## Job
Count how many lines include "JSON" and answer with that number only.
* * * *
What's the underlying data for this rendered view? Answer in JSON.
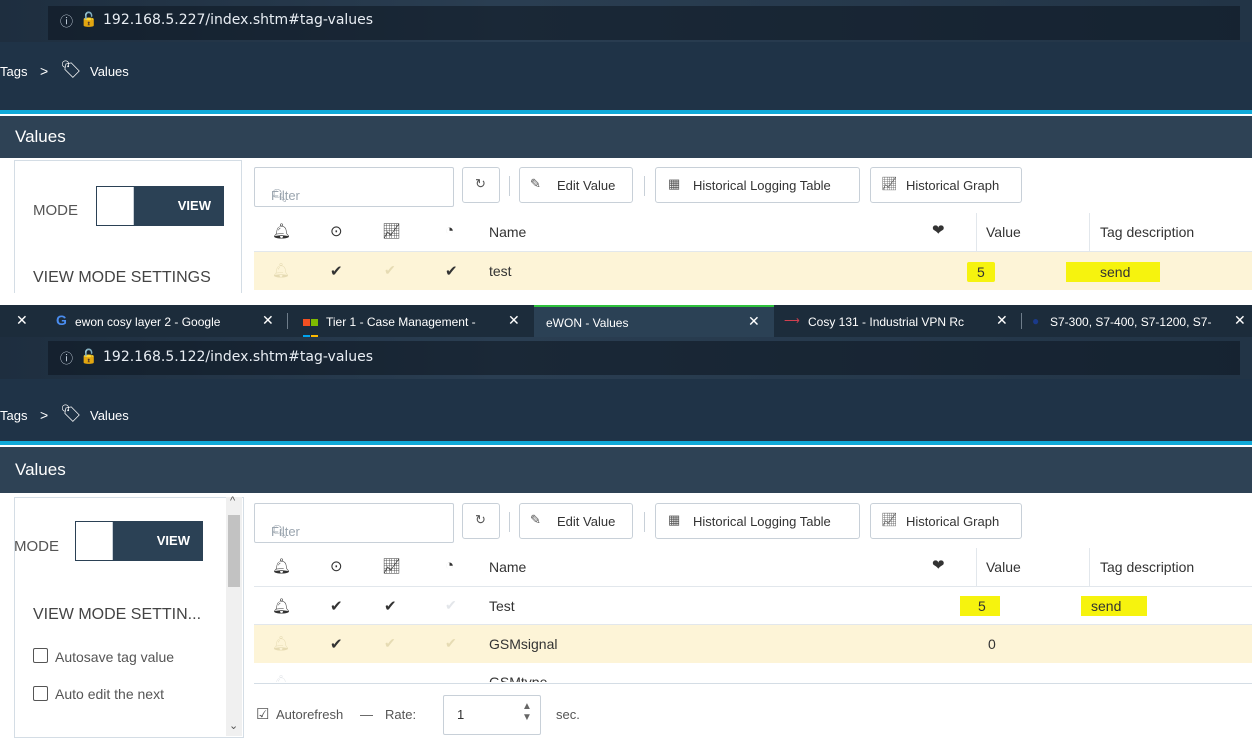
{
  "top": {
    "url": "192.168.5.227/index.shtm#tag-values",
    "breadcrumb": {
      "parent": "Tags",
      "separator": ">",
      "current": "Values"
    },
    "section_title": "Values",
    "mode_label": "MODE",
    "mode_toggle": "VIEW",
    "view_mode_settings": "VIEW MODE SETTINGS",
    "filter_placeholder": "Filter",
    "buttons": {
      "edit_value": "Edit Value",
      "historical_logging_table": "Historical Logging Table",
      "historical_graph": "Historical Graph"
    },
    "columns": {
      "name": "Name",
      "value": "Value",
      "tag_description": "Tag description"
    },
    "rows": [
      {
        "name": "test",
        "value": "5",
        "description": "send"
      }
    ]
  },
  "tabs": [
    {
      "label": "ewon cosy layer 2 - Google",
      "icon": "google-icon"
    },
    {
      "label": "Tier 1 - Case Management -",
      "icon": "windows-icon"
    },
    {
      "label": "eWON - Values",
      "icon": "none",
      "active": true
    },
    {
      "label": "Cosy 131 - Industrial VPN Rc",
      "icon": "ewon-icon"
    },
    {
      "label": "S7-300, S7-400, S7-1200, S7-",
      "icon": "siemens-icon"
    }
  ],
  "bottom": {
    "url": "192.168.5.122/index.shtm#tag-values",
    "breadcrumb": {
      "parent": "Tags",
      "separator": ">",
      "current": "Values"
    },
    "section_title": "Values",
    "mode_label": "MODE",
    "mode_toggle": "VIEW",
    "view_mode_settings": "VIEW MODE SETTIN...",
    "options": [
      "Autosave tag value",
      "Auto edit the next"
    ],
    "filter_placeholder": "Filter",
    "buttons": {
      "edit_value": "Edit Value",
      "historical_logging_table": "Historical Logging Table",
      "historical_graph": "Historical Graph"
    },
    "columns": {
      "name": "Name",
      "value": "Value",
      "tag_description": "Tag description"
    },
    "rows": [
      {
        "name": "Test",
        "value": "5",
        "description": "send"
      },
      {
        "name": "GSMsignal",
        "value": "0",
        "description": ""
      },
      {
        "name": "GSMtype",
        "value": "",
        "description": ""
      }
    ],
    "footer": {
      "autorefresh": "Autorefresh",
      "dash": "—",
      "rate_label": "Rate:",
      "rate_value": "1",
      "unit": "sec."
    }
  },
  "colors": {
    "header_bg": "#1f3347",
    "accent_cyan": "#10a9d8",
    "highlight_yellow": "#f6f30e",
    "row_highlight": "#fdf4d7",
    "active_tab_green": "#2ec13c"
  }
}
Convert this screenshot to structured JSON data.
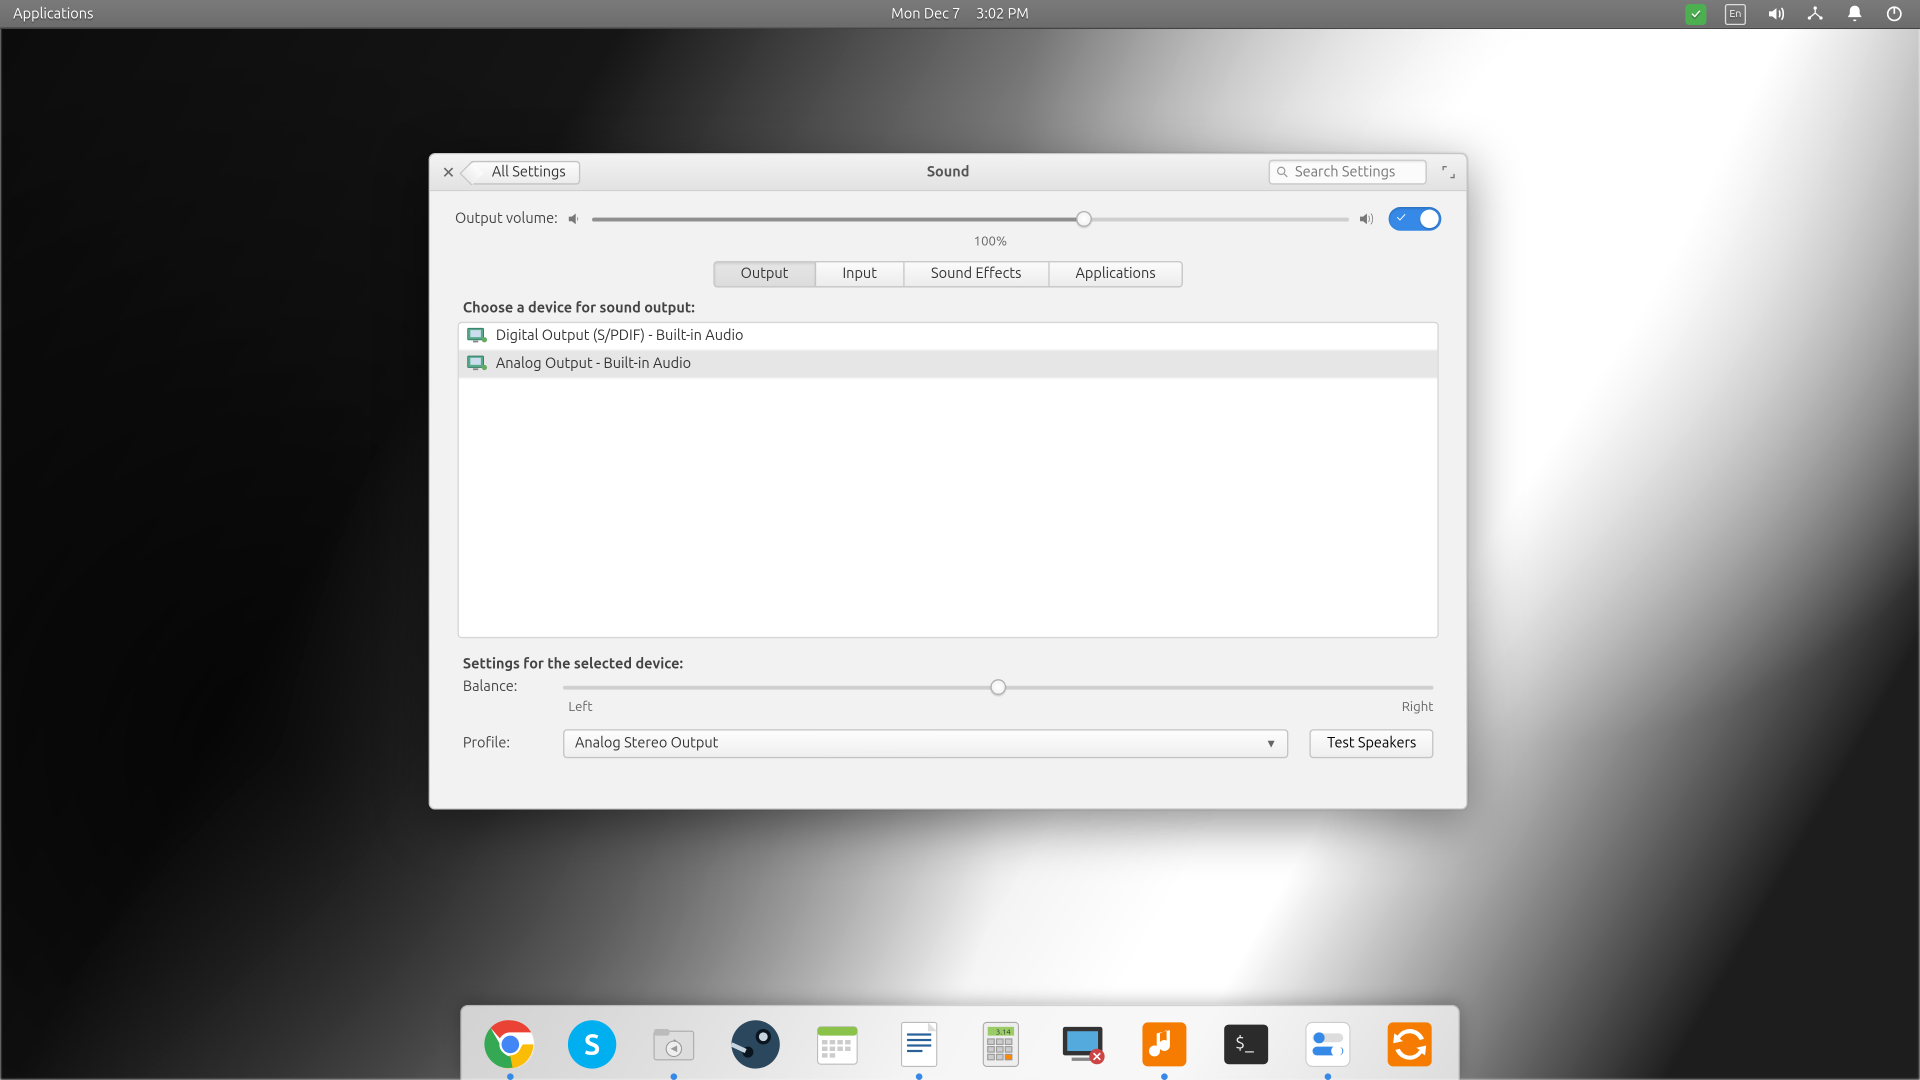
{
  "panel": {
    "applications": "Applications",
    "date": "Mon Dec  7",
    "time": "3:02 PM",
    "lang": "En"
  },
  "window": {
    "back": "All Settings",
    "title": "Sound",
    "search_placeholder": "Search Settings"
  },
  "volume": {
    "label": "Output volume:",
    "percent_label": "100%",
    "percent": 65,
    "enabled": true
  },
  "tabs": {
    "items": [
      "Output",
      "Input",
      "Sound Effects",
      "Applications"
    ],
    "active": 0
  },
  "output": {
    "choose_label": "Choose a device for sound output:",
    "devices": [
      "Digital Output (S/PDIF) - Built-in Audio",
      "Analog Output - Built-in Audio"
    ],
    "selected": 1
  },
  "settings": {
    "heading": "Settings for the selected device:",
    "balance_label": "Balance:",
    "balance_left": "Left",
    "balance_right": "Right",
    "balance_value": 50,
    "profile_label": "Profile:",
    "profile_value": "Analog Stereo Output",
    "test_speakers": "Test Speakers"
  },
  "dock": {
    "items": [
      {
        "name": "chrome",
        "running": true
      },
      {
        "name": "skype",
        "running": false
      },
      {
        "name": "files",
        "running": true
      },
      {
        "name": "steam",
        "running": false
      },
      {
        "name": "calendar",
        "running": false
      },
      {
        "name": "libreoffice-writer",
        "running": true
      },
      {
        "name": "calculator",
        "running": false
      },
      {
        "name": "screenshot",
        "running": false
      },
      {
        "name": "music",
        "running": true
      },
      {
        "name": "terminal",
        "running": false
      },
      {
        "name": "switchboard",
        "running": true
      },
      {
        "name": "update",
        "running": false
      }
    ]
  }
}
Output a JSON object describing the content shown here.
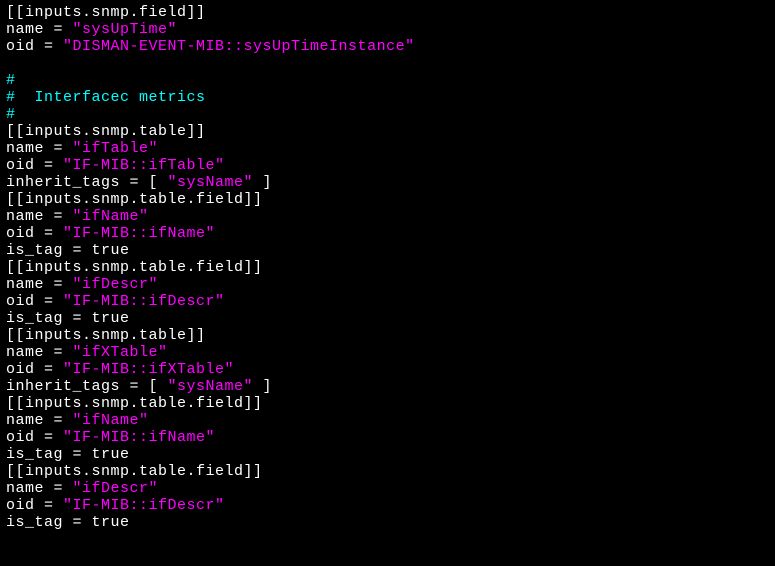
{
  "lines": [
    {
      "segments": [
        {
          "cls": "w",
          "text": "[[inputs.snmp.field]]"
        }
      ]
    },
    {
      "segments": [
        {
          "cls": "w",
          "text": "name = "
        },
        {
          "cls": "m",
          "text": "\"sysUpTime\""
        }
      ]
    },
    {
      "segments": [
        {
          "cls": "w",
          "text": "oid = "
        },
        {
          "cls": "m",
          "text": "\"DISMAN-EVENT-MIB::sysUpTimeInstance\""
        }
      ]
    },
    {
      "segments": [
        {
          "cls": "w",
          "text": ""
        }
      ]
    },
    {
      "segments": [
        {
          "cls": "c",
          "text": "#"
        }
      ]
    },
    {
      "segments": [
        {
          "cls": "c",
          "text": "#  Interfacec metrics"
        }
      ]
    },
    {
      "segments": [
        {
          "cls": "c",
          "text": "#"
        }
      ]
    },
    {
      "segments": [
        {
          "cls": "w",
          "text": "[[inputs.snmp.table]]"
        }
      ]
    },
    {
      "segments": [
        {
          "cls": "w",
          "text": "name = "
        },
        {
          "cls": "m",
          "text": "\"ifTable\""
        }
      ]
    },
    {
      "segments": [
        {
          "cls": "w",
          "text": "oid = "
        },
        {
          "cls": "m",
          "text": "\"IF-MIB::ifTable\""
        }
      ]
    },
    {
      "segments": [
        {
          "cls": "w",
          "text": "inherit_tags = [ "
        },
        {
          "cls": "m",
          "text": "\"sysName\""
        },
        {
          "cls": "w",
          "text": " ]"
        }
      ]
    },
    {
      "segments": [
        {
          "cls": "w",
          "text": "[[inputs.snmp.table.field]]"
        }
      ]
    },
    {
      "segments": [
        {
          "cls": "w",
          "text": "name = "
        },
        {
          "cls": "m",
          "text": "\"ifName\""
        }
      ]
    },
    {
      "segments": [
        {
          "cls": "w",
          "text": "oid = "
        },
        {
          "cls": "m",
          "text": "\"IF-MIB::ifName\""
        }
      ]
    },
    {
      "segments": [
        {
          "cls": "w",
          "text": "is_tag = true"
        }
      ]
    },
    {
      "segments": [
        {
          "cls": "w",
          "text": "[[inputs.snmp.table.field]]"
        }
      ]
    },
    {
      "segments": [
        {
          "cls": "w",
          "text": "name = "
        },
        {
          "cls": "m",
          "text": "\"ifDescr\""
        }
      ]
    },
    {
      "segments": [
        {
          "cls": "w",
          "text": "oid = "
        },
        {
          "cls": "m",
          "text": "\"IF-MIB::ifDescr\""
        }
      ]
    },
    {
      "segments": [
        {
          "cls": "w",
          "text": "is_tag = true"
        }
      ]
    },
    {
      "segments": [
        {
          "cls": "w",
          "text": "[[inputs.snmp.table]]"
        }
      ]
    },
    {
      "segments": [
        {
          "cls": "w",
          "text": "name = "
        },
        {
          "cls": "m",
          "text": "\"ifXTable\""
        }
      ]
    },
    {
      "segments": [
        {
          "cls": "w",
          "text": "oid = "
        },
        {
          "cls": "m",
          "text": "\"IF-MIB::ifXTable\""
        }
      ]
    },
    {
      "segments": [
        {
          "cls": "w",
          "text": "inherit_tags = [ "
        },
        {
          "cls": "m",
          "text": "\"sysName\""
        },
        {
          "cls": "w",
          "text": " ]"
        }
      ]
    },
    {
      "segments": [
        {
          "cls": "w",
          "text": "[[inputs.snmp.table.field]]"
        }
      ]
    },
    {
      "segments": [
        {
          "cls": "w",
          "text": "name = "
        },
        {
          "cls": "m",
          "text": "\"ifName\""
        }
      ]
    },
    {
      "segments": [
        {
          "cls": "w",
          "text": "oid = "
        },
        {
          "cls": "m",
          "text": "\"IF-MIB::ifName\""
        }
      ]
    },
    {
      "segments": [
        {
          "cls": "w",
          "text": "is_tag = true"
        }
      ]
    },
    {
      "segments": [
        {
          "cls": "w",
          "text": "[[inputs.snmp.table.field]]"
        }
      ]
    },
    {
      "segments": [
        {
          "cls": "w",
          "text": "name = "
        },
        {
          "cls": "m",
          "text": "\"ifDescr\""
        }
      ]
    },
    {
      "segments": [
        {
          "cls": "w",
          "text": "oid = "
        },
        {
          "cls": "m",
          "text": "\"IF-MIB::ifDescr\""
        }
      ]
    },
    {
      "segments": [
        {
          "cls": "w",
          "text": "is_tag = true"
        }
      ]
    }
  ]
}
* * * *
## Solution to the exercise
3